Copy, in full, each line of the material that holds the word "into".

=== ENTRIES PROVIDED ===
"""

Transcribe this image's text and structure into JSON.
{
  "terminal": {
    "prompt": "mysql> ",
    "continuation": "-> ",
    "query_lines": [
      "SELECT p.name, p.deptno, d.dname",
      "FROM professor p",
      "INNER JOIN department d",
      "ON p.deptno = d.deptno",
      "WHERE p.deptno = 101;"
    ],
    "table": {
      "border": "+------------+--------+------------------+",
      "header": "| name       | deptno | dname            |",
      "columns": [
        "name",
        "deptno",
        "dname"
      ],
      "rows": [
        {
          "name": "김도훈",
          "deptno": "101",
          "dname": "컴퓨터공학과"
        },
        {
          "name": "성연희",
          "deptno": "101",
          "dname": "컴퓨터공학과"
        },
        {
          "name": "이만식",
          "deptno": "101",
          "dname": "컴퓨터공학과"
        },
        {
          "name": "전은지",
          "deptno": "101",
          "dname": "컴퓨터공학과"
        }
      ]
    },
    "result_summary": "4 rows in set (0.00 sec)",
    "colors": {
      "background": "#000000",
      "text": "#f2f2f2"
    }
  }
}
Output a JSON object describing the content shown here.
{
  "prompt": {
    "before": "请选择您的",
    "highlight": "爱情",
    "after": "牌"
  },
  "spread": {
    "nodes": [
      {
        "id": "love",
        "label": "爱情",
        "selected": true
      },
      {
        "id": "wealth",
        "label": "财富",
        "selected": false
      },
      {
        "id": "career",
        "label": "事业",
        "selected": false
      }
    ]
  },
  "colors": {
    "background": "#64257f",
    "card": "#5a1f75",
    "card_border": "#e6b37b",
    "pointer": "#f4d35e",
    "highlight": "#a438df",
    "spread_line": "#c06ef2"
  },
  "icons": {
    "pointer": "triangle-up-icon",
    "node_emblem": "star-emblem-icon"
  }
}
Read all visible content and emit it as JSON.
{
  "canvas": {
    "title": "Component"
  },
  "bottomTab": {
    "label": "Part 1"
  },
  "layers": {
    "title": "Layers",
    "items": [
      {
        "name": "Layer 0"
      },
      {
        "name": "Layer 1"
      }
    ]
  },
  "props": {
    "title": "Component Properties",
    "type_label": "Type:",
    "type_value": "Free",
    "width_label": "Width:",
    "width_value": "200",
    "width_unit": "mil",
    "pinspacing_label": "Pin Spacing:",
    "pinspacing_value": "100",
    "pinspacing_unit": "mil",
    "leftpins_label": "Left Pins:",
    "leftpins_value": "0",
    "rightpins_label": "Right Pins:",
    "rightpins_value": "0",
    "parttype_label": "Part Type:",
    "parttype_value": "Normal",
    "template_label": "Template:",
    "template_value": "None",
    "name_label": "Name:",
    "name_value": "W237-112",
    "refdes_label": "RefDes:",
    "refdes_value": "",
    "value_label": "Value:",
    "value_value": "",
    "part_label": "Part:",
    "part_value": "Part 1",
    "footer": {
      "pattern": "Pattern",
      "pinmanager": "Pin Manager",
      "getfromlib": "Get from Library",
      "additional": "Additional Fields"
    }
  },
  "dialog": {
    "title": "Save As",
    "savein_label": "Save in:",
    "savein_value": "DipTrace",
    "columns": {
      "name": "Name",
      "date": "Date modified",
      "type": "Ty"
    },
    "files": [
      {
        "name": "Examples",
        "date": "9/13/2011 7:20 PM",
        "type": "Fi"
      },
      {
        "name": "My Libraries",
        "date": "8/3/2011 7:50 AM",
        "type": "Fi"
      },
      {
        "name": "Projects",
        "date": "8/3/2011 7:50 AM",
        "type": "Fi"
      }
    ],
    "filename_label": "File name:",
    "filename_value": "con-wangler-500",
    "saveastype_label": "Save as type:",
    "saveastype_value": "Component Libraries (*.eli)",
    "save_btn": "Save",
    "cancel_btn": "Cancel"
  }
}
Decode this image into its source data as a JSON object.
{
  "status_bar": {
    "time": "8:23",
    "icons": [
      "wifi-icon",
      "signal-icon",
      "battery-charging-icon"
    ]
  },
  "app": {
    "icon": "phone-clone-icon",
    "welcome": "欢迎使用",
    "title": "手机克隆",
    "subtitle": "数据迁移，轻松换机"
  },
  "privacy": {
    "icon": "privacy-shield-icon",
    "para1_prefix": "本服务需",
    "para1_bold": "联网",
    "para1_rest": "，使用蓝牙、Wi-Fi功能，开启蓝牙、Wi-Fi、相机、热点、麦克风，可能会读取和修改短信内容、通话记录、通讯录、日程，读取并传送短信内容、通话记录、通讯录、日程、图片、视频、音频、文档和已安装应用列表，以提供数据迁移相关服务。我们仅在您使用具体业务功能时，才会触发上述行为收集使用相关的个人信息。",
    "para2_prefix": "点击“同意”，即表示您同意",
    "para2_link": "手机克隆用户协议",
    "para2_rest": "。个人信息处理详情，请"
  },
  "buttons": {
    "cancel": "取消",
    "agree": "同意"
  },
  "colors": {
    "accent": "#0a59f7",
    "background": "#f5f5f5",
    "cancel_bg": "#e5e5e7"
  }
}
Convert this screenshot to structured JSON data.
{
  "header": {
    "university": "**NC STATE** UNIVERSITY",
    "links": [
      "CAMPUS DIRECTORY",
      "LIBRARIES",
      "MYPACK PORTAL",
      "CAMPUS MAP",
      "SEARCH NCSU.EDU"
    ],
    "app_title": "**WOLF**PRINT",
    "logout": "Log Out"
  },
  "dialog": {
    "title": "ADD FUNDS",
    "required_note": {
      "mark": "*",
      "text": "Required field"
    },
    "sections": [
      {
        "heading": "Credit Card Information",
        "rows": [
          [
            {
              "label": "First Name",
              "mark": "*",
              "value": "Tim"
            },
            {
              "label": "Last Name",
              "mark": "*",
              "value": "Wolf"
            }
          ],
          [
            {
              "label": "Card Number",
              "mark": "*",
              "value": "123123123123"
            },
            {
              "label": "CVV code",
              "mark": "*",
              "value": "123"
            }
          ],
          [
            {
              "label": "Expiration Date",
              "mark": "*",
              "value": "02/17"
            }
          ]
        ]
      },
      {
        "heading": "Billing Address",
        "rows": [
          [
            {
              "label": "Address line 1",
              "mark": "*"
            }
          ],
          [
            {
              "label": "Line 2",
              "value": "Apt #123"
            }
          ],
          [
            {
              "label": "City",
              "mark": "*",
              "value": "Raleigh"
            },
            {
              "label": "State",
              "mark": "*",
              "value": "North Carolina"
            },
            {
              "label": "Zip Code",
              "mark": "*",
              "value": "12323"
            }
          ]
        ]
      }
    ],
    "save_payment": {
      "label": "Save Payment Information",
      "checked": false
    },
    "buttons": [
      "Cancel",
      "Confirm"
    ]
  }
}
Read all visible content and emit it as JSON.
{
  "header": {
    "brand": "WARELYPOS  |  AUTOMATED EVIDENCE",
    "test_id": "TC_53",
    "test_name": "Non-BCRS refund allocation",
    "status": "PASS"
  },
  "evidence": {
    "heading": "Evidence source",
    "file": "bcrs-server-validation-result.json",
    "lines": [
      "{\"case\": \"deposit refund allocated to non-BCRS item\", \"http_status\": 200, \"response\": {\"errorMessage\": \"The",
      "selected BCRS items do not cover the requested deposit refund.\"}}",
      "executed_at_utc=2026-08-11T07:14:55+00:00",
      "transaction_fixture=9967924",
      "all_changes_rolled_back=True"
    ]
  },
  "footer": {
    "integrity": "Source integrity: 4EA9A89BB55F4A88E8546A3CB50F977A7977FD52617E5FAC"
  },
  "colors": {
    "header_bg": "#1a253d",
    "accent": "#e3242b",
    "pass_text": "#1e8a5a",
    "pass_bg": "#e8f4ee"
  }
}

"""

=== TASK OUTPUT ===
Transcribe this image's text and structure into JSON.
Decode this image into its source data as a JSON object.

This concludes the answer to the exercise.